[Opening Source passage section]

Qubit control using quantum Zeno effect: Action principle approach

TL;DR

This paper uses a path-integral formalism to analyze how the quantum Zeno effect can control a two-level quantum system under continuous measurement, revealing complex phase dynamics and potential applications in quantum error correction.

Contribution

It introduces a systematic action principle approach to understand the quantum Zeno effect in driven two-level systems with repeated measurements, highlighting phase space dynamics.

Findings

Oscillations slow down and halt at measurement-resonance conditions.

Dynamics organize around hyperbolic points with reversed stability.

Phase space flow occurs between hyperbolic points via separatrices.

[Closing Source passage section]

Parts of the exercise
• a. Condense the paragraph of the Zeno-effect qubit control summary that begins "This paper uses a path-integral formalism" into a short bulleted list, keeping its main facts.
• b. Carry on the Zeno-effect qubit control summary from the point where it stops.

[Opening Provided material section]

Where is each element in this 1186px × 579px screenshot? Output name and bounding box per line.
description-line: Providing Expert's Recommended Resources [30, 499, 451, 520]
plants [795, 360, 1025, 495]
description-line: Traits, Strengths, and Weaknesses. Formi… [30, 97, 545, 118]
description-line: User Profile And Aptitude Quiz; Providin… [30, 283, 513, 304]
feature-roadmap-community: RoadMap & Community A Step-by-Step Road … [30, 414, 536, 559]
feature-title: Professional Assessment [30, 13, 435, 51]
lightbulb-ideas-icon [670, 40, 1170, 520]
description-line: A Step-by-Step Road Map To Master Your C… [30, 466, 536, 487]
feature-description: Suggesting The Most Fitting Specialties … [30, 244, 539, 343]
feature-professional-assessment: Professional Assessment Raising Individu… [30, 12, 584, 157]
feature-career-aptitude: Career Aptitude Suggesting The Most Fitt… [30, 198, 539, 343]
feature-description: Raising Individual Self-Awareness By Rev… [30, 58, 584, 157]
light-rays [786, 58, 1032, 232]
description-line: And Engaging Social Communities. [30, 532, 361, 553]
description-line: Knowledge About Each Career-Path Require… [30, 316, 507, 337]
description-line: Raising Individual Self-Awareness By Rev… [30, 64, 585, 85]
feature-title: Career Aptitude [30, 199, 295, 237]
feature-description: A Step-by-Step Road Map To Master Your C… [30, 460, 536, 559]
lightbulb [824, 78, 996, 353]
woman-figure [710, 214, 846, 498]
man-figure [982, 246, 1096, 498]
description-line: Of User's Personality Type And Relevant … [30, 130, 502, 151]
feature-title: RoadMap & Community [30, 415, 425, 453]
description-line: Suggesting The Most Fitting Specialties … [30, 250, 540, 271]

[Closing Provided material section]

Outputs by task
• a.
- Method: a path-integral formalism
- Subject: control of a two-level quantum system under continuous measurement through the quantum Zeno effect
- Result: complex phase dynamics
- Possible use: quantum error correction

• b.
Abstract

We employ the stochastic path-integral formalism and action principle for continuous quantum measurements - the Chantasri-Dressel-Jordan (CDJ) action formalism [1, 2] - to understand the stages in which quantum Zeno effect helps control the states of a simple quantum system. The detailed dynamics of a driven two-level system subjected to repeated measurements unravels a myriad of phases, so to say. When the detection frequency is smaller than the Rabi frequency, the oscillations slow down, eventually coming to a halt at an interesting resonance when measurements are spaced exactly by the time of transition between the two states. On the other hand, in the limit of large number of repeated measurements, the dynamics organizes itself in a rather interesting way about two hyperbolic points in phase space whose stable and unstable directions are reversed. Thus, the phase space flow occurs from one hyperbolic point to another, in different ways organized around the separatrices. We believe that the systematic treatment presented here paves the way for a better and clearer understanding of quantum Zeno effect in the context of quantum error correction.